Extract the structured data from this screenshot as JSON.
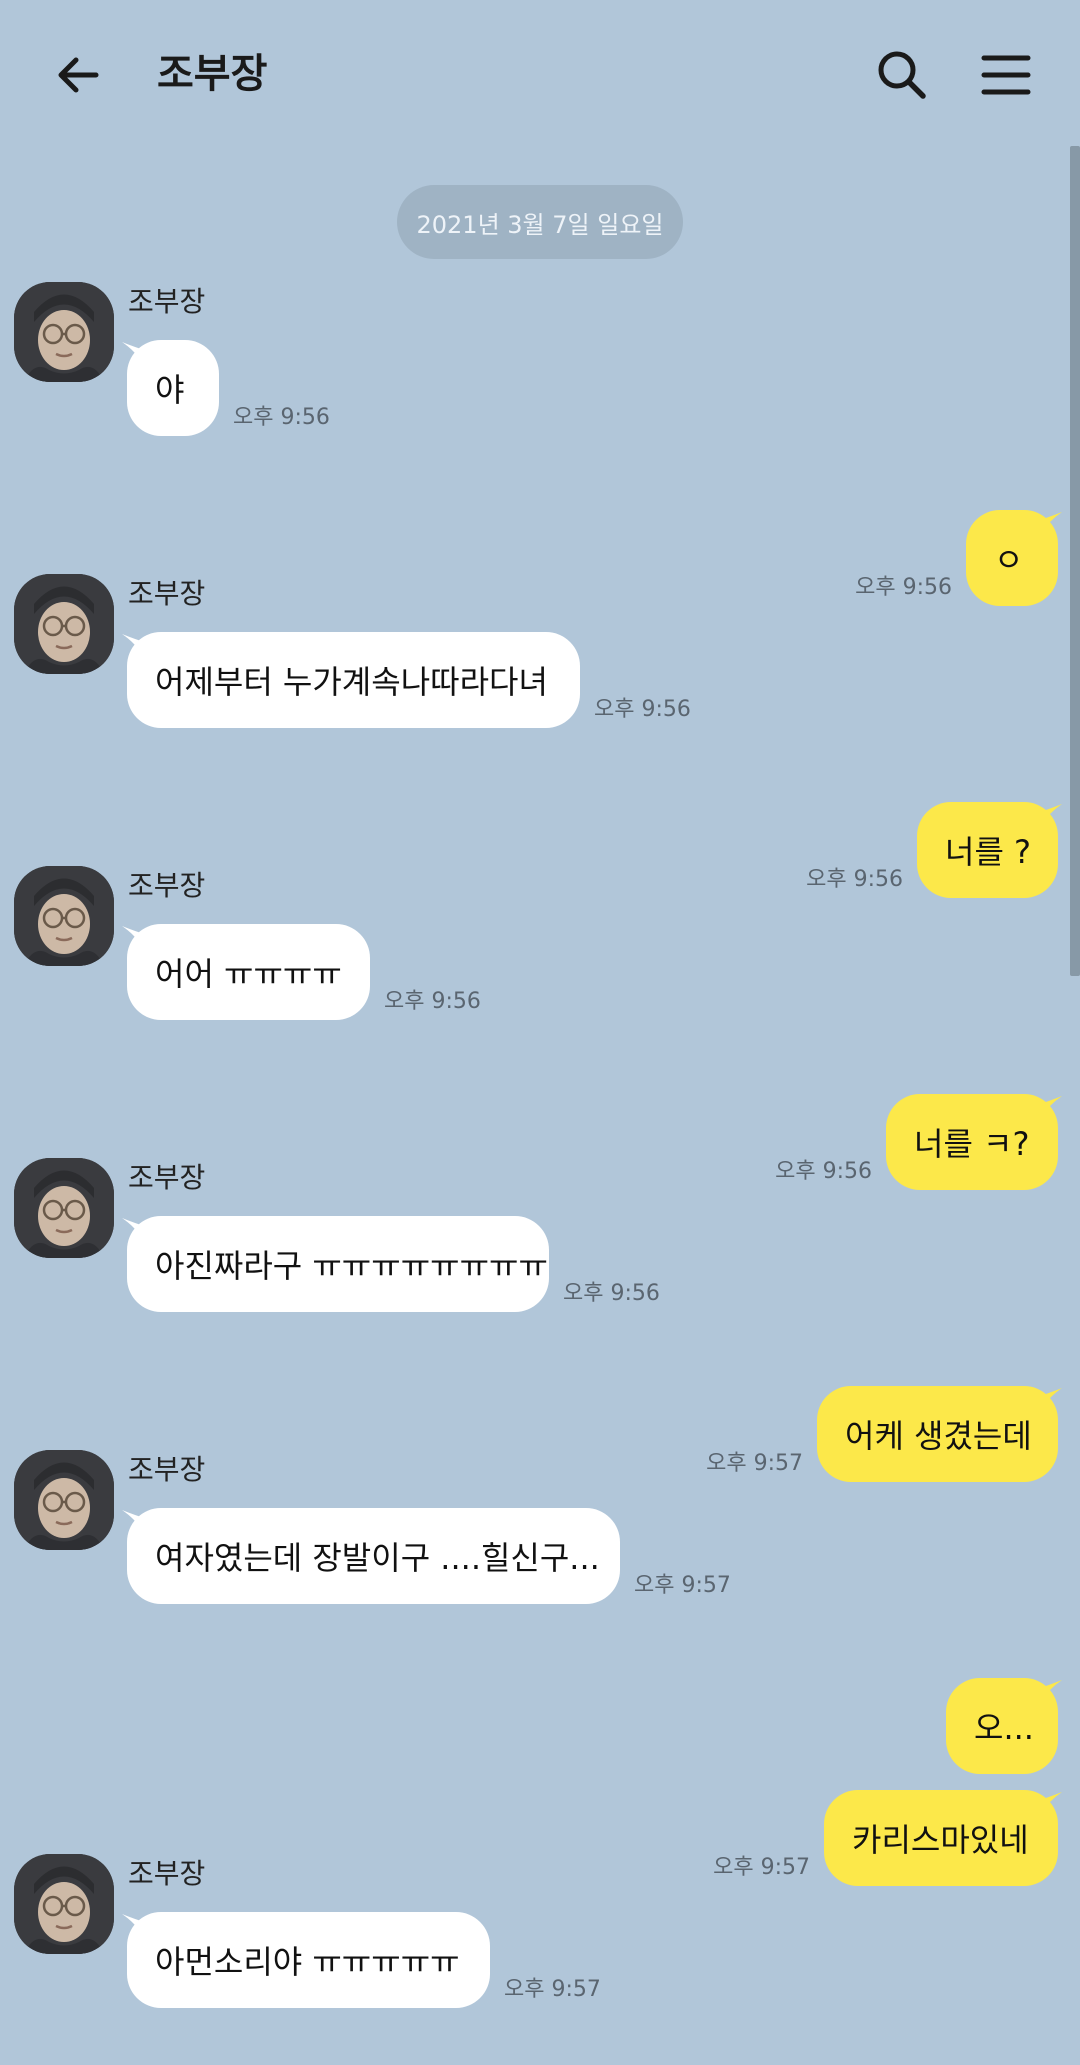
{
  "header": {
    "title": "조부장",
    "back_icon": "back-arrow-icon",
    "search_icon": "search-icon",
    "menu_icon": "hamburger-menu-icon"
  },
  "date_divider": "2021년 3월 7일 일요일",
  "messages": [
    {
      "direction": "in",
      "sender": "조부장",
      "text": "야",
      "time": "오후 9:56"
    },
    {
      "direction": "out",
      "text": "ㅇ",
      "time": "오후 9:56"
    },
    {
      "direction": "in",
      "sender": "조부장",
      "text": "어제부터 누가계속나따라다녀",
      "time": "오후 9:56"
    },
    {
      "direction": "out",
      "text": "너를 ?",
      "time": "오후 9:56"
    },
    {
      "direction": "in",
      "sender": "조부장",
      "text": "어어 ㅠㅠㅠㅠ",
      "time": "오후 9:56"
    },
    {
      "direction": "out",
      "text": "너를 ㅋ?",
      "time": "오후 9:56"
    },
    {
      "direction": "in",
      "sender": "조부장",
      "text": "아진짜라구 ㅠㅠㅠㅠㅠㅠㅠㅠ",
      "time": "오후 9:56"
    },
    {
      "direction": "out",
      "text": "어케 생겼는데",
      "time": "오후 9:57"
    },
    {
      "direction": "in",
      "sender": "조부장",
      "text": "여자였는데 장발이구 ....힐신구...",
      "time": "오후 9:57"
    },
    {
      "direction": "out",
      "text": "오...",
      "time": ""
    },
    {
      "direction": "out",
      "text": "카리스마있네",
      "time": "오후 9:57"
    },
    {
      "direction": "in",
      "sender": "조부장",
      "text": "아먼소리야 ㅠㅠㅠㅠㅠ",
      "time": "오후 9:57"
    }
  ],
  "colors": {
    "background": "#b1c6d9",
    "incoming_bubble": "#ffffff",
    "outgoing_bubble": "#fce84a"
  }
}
= = = = = = =
* WHAT YOU SHOULD DO *
Check all the records above and select each line where the string "text" is found.

* CORRECT ANSWER *
      "text": "야",
      "text": "ㅇ",
      "text": "어제부터 누가계속나따라다녀",
      "text": "너를 ?",
      "text": "어어 ㅠㅠㅠㅠ",
      "text": "너를 ㅋ?",
      "text": "아진짜라구 ㅠㅠㅠㅠㅠㅠㅠㅠ",
      "text": "어케 생겼는데",
      "text": "여자였는데 장발이구 ....힐신구...",
      "text": "오...",
      "text": "카리스마있네",
      "text": "아먼소리야 ㅠㅠㅠㅠㅠ",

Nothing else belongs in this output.